> _Given instruction_
Sift the material for lines containing "大庆石化第十小学", and return them.

> _Exercise material_

--------

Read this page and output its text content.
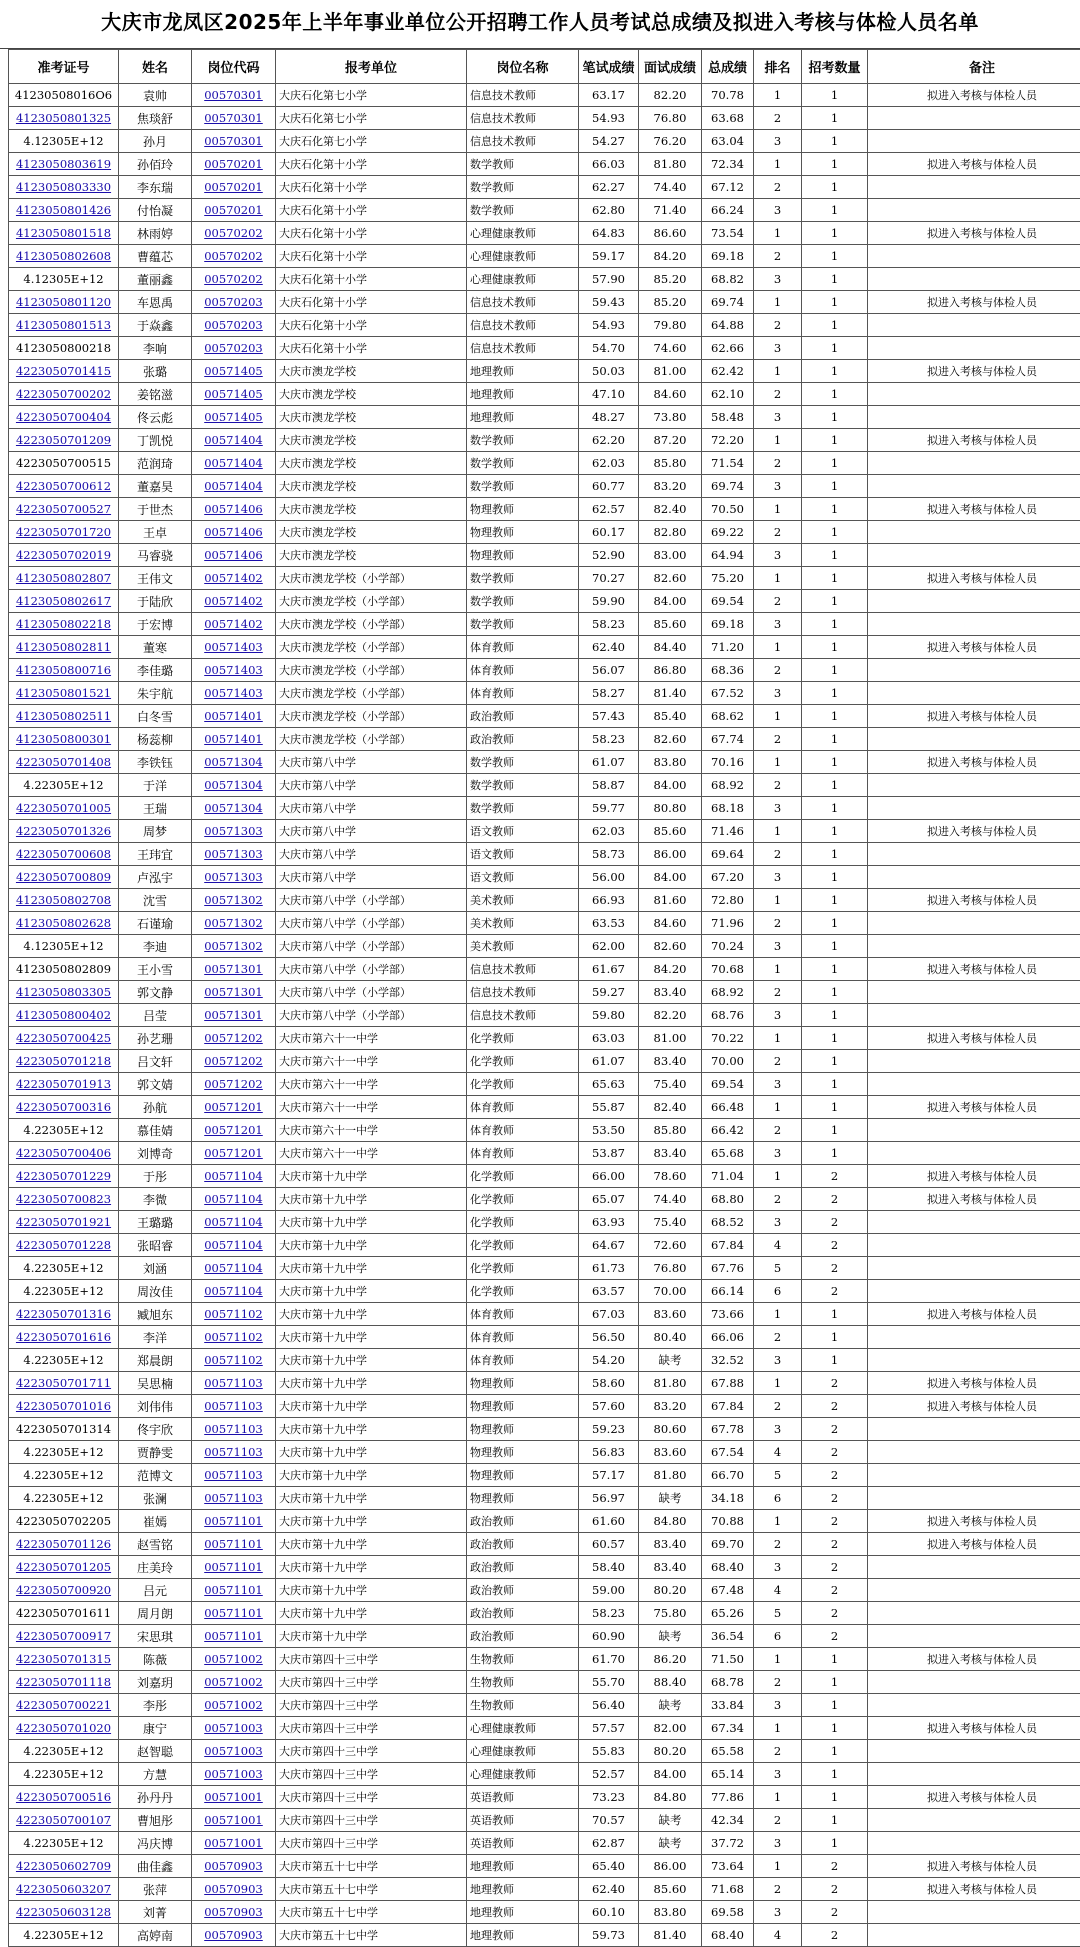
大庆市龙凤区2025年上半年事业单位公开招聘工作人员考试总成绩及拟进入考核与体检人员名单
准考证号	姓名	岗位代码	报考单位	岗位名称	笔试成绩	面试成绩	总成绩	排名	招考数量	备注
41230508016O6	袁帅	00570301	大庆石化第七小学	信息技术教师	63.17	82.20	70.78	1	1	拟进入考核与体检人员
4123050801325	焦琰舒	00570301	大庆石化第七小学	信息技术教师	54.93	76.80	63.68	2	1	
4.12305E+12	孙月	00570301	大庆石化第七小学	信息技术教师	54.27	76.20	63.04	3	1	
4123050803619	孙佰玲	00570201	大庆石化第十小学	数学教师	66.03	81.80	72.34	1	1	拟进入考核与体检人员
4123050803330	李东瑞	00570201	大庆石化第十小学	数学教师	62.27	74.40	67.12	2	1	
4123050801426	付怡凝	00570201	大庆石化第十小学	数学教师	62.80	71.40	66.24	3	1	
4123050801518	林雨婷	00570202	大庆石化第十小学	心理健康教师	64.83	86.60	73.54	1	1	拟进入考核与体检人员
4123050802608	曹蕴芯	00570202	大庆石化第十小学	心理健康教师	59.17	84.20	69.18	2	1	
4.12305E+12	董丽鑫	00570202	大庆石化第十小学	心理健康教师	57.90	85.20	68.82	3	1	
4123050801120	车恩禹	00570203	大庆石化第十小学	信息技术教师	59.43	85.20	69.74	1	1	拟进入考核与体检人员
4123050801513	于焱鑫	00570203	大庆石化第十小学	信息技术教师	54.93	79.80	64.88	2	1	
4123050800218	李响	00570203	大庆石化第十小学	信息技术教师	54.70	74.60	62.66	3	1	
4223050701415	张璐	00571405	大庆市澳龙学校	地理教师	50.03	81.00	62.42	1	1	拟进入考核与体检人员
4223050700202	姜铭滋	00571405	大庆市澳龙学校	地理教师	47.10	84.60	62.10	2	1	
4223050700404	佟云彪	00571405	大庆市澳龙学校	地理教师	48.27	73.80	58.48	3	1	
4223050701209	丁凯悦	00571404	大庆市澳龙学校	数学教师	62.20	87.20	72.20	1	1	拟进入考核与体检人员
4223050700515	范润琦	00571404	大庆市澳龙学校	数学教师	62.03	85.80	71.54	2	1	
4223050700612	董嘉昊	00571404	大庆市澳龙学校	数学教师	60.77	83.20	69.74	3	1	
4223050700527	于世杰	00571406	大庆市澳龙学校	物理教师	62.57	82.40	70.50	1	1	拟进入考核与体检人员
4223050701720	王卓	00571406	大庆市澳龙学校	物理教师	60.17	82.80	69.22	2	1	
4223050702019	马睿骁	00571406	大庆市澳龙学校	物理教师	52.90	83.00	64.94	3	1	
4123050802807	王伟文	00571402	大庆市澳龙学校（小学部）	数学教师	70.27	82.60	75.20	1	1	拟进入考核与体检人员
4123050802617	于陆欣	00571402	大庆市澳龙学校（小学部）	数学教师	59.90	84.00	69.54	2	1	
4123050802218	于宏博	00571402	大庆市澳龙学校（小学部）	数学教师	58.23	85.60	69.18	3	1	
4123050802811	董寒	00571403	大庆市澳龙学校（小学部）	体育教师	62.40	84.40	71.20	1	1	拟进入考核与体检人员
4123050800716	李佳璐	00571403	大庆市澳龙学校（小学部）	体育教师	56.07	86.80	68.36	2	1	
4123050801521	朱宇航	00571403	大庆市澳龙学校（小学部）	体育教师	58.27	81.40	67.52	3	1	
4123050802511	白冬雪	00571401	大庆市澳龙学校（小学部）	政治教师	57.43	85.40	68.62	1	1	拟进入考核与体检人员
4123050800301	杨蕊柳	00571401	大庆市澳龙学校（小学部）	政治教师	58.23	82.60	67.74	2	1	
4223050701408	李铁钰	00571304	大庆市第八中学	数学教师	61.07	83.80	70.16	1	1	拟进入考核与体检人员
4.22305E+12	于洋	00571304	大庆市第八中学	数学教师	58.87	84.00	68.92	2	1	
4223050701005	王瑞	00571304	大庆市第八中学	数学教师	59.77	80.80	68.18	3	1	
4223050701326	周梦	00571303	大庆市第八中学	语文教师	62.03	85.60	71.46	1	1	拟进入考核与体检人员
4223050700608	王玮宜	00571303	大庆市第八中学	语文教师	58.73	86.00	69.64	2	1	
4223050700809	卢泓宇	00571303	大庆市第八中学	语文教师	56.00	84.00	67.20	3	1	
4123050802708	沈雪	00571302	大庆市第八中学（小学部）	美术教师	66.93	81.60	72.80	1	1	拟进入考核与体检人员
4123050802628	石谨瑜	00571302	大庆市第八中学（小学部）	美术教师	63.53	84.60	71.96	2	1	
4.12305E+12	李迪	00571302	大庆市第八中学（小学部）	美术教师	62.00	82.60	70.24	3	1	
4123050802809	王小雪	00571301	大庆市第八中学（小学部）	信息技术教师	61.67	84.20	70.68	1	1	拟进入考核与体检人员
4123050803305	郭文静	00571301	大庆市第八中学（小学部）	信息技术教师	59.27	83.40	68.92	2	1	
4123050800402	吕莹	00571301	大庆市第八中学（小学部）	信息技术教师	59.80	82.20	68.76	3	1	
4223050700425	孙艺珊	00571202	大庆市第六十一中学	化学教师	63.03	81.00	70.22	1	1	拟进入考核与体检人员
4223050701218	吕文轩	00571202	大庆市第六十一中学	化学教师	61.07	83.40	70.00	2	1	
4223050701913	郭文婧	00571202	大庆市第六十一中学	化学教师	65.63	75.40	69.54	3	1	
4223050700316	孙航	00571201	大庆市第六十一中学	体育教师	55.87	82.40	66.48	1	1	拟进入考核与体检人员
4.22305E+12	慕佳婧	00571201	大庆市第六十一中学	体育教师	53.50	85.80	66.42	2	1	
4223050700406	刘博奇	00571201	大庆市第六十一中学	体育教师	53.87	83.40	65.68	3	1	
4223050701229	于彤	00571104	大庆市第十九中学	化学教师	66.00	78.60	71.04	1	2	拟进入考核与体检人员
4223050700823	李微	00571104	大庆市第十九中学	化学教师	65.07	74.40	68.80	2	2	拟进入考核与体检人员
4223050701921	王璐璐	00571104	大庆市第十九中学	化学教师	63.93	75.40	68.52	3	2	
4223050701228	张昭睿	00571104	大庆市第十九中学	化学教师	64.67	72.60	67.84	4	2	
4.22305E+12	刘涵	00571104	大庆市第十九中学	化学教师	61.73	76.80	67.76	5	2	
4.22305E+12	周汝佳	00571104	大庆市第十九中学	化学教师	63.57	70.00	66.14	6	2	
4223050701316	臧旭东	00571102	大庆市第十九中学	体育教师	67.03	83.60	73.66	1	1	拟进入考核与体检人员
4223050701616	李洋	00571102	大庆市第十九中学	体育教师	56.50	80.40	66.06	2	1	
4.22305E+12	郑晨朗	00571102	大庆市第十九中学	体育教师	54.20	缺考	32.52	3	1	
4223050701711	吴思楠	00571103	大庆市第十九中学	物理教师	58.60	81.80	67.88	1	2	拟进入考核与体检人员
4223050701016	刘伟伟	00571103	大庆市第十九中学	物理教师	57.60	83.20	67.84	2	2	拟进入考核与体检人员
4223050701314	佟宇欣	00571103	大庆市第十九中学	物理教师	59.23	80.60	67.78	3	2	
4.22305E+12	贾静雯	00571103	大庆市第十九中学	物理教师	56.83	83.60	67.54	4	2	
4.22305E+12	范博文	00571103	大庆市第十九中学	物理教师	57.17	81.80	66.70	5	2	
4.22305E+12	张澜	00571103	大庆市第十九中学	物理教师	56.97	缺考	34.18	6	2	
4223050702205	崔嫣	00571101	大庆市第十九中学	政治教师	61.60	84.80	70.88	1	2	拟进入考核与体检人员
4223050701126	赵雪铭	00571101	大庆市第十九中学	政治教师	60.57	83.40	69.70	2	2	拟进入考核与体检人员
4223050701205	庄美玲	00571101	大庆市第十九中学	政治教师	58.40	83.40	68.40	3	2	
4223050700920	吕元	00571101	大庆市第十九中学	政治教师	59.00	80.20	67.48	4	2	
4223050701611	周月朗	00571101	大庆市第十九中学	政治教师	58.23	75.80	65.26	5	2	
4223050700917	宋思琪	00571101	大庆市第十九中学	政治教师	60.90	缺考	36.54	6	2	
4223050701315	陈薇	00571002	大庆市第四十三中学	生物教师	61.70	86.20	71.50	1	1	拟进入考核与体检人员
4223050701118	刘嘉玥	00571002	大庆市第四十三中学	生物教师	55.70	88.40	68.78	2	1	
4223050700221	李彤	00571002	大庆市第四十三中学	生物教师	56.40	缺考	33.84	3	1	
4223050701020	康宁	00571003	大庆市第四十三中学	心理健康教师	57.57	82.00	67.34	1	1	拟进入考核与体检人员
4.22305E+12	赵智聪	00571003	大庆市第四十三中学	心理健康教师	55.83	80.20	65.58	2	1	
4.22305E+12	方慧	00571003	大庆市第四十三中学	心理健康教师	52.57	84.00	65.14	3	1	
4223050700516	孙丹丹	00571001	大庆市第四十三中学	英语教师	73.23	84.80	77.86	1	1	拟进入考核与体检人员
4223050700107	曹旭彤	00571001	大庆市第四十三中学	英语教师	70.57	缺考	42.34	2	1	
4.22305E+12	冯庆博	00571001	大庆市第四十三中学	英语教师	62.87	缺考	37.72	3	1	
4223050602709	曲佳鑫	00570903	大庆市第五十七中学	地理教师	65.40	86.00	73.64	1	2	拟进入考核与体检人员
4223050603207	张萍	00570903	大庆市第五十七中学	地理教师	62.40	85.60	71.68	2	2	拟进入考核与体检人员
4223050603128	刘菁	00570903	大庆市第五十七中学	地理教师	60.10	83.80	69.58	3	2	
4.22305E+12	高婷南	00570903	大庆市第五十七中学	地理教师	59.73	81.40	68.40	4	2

--------

> _Response to this task_
4123050803619	孙佰玲	00570201	大庆石化第十小学	数学教师	66.03	81.80	72.34	1	1	拟进入考核与体检人员
4123050803330	李东瑞	00570201	大庆石化第十小学	数学教师	62.27	74.40	67.12	2	1	
4123050801426	付怡凝	00570201	大庆石化第十小学	数学教师	62.80	71.40	66.24	3	1	
4123050801518	林雨婷	00570202	大庆石化第十小学	心理健康教师	64.83	86.60	73.54	1	1	拟进入考核与体检人员
4123050802608	曹蕴芯	00570202	大庆石化第十小学	心理健康教师	59.17	84.20	69.18	2	1	
4.12305E+12	董丽鑫	00570202	大庆石化第十小学	心理健康教师	57.90	85.20	68.82	3	1	
4123050801120	车恩禹	00570203	大庆石化第十小学	信息技术教师	59.43	85.20	69.74	1	1	拟进入考核与体检人员
4123050801513	于焱鑫	00570203	大庆石化第十小学	信息技术教师	54.93	79.80	64.88	2	1	
4123050800218	李响	00570203	大庆石化第十小学	信息技术教师	54.70	74.60	62.66	3	1	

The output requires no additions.